* **Document text**
——

Title: RE: [Reliable Computing] Re: Intervals "default" for beginners?
This is actually exactly how fuzzy sets can be interpreted and computed, and this is how it is done in RiskCalc for fuzzy. A fuzzy set can be described as a nested sequence of intervals (alpha-cuts corresponding to different degrees alpha), and operations on fuzzy sets are exactly interval operations for each level.
 
This is not only in RiskCalc, this is how operations with fuzzy numbers are done in most cases, this is why most textbooks on fuzzy start with a chapter on interval computations, and we have cross-polination between our conferences.
 
One way to have nested sets is to take them from confidence intervals as you do, this is what Scott proposed quite some time ago.


From: Ralph [mailto:kelsey@xxxxxxxx]
Sent: Mon 4/27/2009 11:00 AM

However, I now think the best approach is using a sequence of nested
intervals. There are a couple ways you might implement math. But the big
advantage is that all the hard work that has been done in IA is
incorporated for free! A simple version is to have, say, 5 intervals
representing the 1 sigma, ..., 5 sigma intervals, and do calculations using
standard IA. I also carried along the midpoint and standard dev, and
evolved them using the standard engineering methods as a safeguard.

——

* **Action item A**
In the message on fuzzy sets and intervals, reproduce the passage starting at "From: Ralph [mailto:kelsey@xxxxxxxx]" and ending at "as a safeguard.", substituting "precaution" for "safeguard".
* **Action item B**
Answer these questions using the message on fuzzy sets and intervals:
(i) What do the alpha-cuts in the nested sequence of intervals correspond to?
(ii) In the simple version described, how many intervals are used, and what do they represent?
(iii) Besides the intervals, what two quantities did Ralph carry along?

——

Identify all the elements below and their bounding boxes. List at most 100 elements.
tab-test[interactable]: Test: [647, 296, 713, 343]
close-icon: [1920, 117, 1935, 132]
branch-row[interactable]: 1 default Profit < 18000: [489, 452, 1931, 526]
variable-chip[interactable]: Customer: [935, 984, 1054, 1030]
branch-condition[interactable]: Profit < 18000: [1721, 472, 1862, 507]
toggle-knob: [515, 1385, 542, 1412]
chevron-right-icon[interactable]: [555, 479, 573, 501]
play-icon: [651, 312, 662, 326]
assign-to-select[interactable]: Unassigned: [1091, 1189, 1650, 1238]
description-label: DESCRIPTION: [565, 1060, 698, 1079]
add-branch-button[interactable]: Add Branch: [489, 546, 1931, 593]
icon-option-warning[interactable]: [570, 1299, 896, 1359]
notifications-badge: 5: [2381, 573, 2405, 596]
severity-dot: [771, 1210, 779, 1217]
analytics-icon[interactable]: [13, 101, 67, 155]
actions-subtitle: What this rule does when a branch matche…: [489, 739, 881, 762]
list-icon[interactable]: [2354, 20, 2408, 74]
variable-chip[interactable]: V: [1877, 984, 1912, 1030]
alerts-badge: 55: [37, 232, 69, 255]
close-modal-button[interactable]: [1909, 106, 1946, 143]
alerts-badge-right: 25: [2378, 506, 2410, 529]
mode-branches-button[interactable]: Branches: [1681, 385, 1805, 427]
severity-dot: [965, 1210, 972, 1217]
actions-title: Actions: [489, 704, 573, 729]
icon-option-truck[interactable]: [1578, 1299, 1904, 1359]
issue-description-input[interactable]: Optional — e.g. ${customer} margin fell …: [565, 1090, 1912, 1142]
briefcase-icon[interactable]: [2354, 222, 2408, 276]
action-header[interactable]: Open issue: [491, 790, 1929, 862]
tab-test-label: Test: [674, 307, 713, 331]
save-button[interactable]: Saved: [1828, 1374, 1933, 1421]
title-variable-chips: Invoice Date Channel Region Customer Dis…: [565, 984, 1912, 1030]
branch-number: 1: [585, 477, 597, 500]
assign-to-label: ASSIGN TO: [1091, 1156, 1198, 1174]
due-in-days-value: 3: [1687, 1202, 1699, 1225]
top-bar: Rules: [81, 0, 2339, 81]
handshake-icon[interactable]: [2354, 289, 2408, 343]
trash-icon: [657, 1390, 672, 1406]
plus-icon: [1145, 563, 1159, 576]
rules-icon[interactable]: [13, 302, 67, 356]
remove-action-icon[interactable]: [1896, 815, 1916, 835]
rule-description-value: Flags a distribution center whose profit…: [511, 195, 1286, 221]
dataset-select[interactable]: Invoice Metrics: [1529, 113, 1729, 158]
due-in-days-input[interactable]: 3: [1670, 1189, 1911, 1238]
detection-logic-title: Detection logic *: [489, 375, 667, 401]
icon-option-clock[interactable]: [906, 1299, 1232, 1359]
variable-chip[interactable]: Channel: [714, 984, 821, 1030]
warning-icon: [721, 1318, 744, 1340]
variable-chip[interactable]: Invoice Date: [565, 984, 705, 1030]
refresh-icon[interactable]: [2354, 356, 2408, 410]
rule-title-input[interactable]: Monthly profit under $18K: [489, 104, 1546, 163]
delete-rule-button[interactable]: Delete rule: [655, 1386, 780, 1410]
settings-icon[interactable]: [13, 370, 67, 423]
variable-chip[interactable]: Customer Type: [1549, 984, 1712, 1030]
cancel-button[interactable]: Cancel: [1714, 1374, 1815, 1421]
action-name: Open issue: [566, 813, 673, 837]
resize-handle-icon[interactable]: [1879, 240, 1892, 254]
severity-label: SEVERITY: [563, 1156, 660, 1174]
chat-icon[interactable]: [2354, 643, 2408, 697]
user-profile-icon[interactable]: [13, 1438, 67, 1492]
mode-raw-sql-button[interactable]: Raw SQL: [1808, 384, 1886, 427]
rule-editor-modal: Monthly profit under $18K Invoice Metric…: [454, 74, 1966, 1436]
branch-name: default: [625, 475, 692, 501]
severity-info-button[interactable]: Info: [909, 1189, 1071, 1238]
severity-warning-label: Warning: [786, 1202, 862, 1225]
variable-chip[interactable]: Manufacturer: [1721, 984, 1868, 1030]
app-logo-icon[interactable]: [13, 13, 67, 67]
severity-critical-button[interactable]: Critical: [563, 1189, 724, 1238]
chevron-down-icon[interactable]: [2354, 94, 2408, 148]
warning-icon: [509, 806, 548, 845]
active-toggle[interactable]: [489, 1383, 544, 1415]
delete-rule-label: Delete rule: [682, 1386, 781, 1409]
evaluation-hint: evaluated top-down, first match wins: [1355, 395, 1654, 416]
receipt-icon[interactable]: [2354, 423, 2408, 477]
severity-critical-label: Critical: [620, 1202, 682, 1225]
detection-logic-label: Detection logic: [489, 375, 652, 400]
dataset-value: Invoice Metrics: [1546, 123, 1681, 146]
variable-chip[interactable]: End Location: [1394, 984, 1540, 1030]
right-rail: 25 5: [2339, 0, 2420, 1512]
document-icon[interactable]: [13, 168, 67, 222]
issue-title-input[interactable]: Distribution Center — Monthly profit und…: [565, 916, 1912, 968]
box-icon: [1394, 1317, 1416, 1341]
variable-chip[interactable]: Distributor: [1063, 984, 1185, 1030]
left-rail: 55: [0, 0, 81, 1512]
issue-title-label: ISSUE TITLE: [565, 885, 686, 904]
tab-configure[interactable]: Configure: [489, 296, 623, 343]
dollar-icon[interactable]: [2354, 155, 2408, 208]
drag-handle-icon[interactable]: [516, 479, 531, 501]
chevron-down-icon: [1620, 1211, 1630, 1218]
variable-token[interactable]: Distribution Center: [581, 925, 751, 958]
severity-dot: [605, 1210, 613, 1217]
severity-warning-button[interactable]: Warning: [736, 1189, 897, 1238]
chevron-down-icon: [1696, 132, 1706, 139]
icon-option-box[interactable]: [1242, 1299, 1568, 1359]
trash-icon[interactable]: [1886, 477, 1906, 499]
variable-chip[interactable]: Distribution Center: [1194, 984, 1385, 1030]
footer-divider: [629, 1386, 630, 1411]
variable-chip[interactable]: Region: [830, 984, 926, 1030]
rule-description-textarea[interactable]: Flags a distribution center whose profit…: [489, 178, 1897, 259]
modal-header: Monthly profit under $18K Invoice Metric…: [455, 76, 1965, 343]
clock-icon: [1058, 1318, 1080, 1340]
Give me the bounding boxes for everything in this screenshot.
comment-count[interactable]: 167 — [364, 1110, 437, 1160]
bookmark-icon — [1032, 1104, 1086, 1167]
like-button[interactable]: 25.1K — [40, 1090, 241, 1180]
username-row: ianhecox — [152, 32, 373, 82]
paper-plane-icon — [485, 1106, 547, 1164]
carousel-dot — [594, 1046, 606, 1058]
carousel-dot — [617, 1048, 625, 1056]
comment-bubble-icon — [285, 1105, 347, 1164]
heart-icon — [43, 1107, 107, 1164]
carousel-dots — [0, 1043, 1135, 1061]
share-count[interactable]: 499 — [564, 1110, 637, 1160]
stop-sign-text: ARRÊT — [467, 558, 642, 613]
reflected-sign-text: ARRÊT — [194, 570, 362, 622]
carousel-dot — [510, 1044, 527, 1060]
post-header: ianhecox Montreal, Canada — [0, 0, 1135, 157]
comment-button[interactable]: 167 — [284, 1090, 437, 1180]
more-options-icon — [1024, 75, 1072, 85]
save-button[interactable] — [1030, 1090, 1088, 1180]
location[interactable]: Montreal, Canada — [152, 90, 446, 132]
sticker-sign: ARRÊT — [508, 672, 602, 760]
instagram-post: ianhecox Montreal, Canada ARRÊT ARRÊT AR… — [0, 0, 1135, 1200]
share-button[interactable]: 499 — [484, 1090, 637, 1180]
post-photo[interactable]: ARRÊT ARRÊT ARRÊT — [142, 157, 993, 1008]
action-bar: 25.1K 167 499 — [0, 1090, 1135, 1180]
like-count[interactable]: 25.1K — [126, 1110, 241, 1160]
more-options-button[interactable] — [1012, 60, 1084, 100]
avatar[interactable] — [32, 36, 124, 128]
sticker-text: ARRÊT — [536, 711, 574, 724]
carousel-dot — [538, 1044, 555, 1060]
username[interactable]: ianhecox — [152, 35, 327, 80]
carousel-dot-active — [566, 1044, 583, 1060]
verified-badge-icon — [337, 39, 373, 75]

——

* **Task answer A**
From: Ralph [mailto:kelsey@xxxxxxxx]
Sent: Mon 4/27/2009 11:00 AM

However, I now think the best approach is using a sequence of nested
intervals. There are a couple ways you might implement math. But the big
advantage is that all the hard work that has been done in IA is
incorporated for free! A simple version is to have, say, 5 intervals
representing the 1 sigma, ..., 5 sigma intervals, and do calculations using
standard IA. I also carried along the midpoint and standard dev, and
evolved them using the standard engineering methods as a precaution.

* **Task answer B**
(i) Different degrees alpha.
(ii) Five intervals, representing the 1 sigma through 5 sigma intervals.
(iii) The midpoint and the standard deviation.